[START PROVIDED DATA]

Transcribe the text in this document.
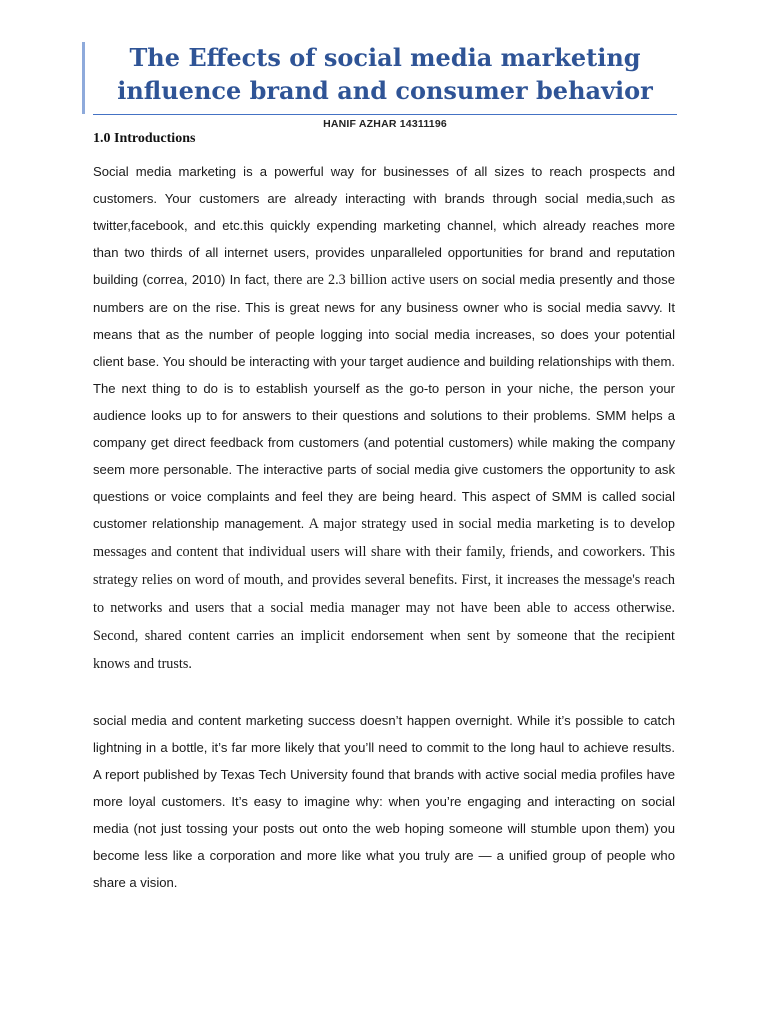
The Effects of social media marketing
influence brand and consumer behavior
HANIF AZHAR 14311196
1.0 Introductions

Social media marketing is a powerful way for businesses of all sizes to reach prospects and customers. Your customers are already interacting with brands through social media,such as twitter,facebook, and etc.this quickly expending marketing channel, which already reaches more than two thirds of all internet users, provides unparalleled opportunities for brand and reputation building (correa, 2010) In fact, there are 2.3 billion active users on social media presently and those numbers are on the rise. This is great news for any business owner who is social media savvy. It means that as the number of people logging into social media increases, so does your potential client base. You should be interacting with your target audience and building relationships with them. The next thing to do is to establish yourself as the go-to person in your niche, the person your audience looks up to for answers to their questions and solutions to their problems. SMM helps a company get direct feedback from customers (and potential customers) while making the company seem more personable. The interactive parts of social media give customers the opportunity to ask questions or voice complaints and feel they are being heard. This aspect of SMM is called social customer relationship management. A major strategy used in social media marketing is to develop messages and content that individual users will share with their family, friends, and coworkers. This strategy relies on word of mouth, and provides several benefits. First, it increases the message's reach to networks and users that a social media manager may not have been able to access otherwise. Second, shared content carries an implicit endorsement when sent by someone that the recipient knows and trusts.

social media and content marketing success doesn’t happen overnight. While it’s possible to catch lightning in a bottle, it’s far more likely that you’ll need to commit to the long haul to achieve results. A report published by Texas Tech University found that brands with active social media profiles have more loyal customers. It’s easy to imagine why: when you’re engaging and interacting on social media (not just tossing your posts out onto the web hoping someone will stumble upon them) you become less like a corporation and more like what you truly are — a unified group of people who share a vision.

[END PROVIDED DATA]
[START PROVIDED DATA]

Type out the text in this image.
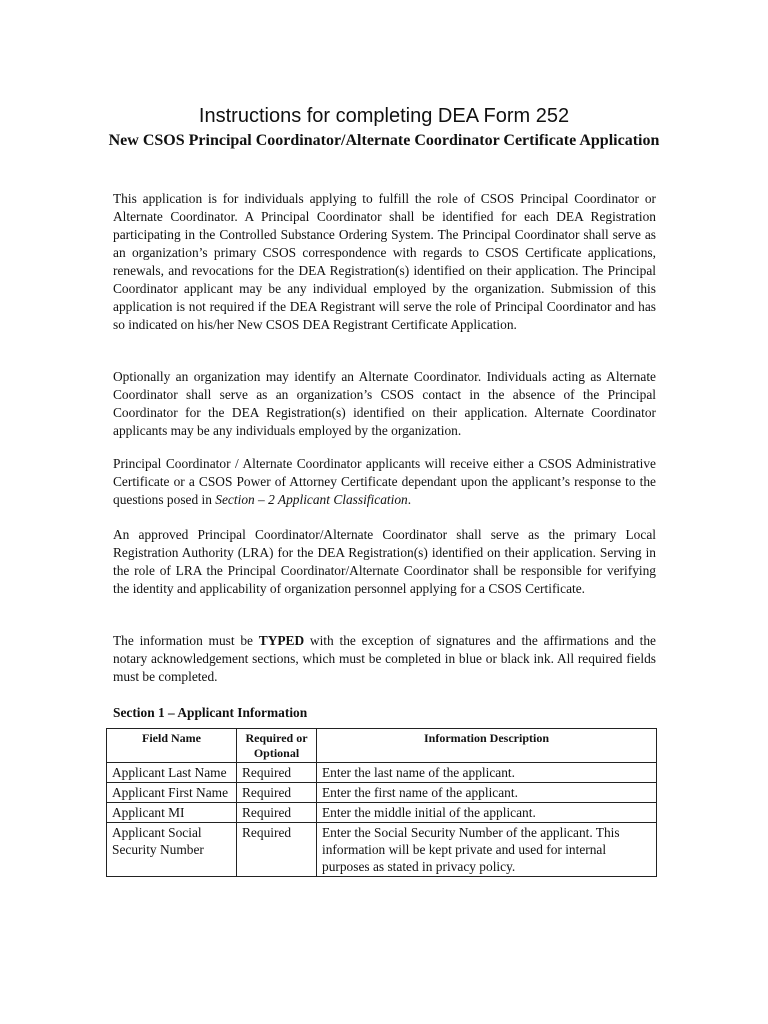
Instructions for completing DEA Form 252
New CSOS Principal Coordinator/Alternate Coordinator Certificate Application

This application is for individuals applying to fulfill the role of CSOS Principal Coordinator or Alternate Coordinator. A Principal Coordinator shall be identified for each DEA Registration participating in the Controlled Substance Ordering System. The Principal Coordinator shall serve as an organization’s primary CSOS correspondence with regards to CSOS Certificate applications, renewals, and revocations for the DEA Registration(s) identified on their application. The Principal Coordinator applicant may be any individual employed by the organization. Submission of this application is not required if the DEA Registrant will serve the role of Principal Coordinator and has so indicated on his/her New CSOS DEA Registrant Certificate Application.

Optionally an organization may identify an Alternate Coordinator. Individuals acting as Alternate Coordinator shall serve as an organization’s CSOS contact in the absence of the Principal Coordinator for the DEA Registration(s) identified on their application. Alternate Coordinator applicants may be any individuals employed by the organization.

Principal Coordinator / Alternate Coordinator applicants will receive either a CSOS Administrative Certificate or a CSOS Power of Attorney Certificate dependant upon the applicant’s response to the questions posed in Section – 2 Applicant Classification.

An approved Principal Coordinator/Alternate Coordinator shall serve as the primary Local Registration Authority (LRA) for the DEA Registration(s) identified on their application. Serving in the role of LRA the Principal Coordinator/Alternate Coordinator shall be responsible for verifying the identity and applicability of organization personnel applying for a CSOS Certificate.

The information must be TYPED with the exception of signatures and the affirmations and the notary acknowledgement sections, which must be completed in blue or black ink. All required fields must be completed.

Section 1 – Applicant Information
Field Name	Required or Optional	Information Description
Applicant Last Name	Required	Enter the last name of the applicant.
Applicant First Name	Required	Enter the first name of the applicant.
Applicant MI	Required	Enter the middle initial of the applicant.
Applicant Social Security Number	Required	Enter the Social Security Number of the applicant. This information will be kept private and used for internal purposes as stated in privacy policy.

[END PROVIDED DATA]

◆ TASK PROMPT ◆
Your task is to collect every line above that contains the word "Enter".

◆ RESULT FOR THIS EXERCISE ◆
Applicant Last Name	Required	Enter the last name of the applicant.
Applicant First Name	Required	Enter the first name of the applicant.
Applicant MI	Required	Enter the middle initial of the applicant.
Applicant Social Security Number	Required	Enter the Social Security Number of the applicant. This information will be kept private and used for internal purposes as stated in privacy policy.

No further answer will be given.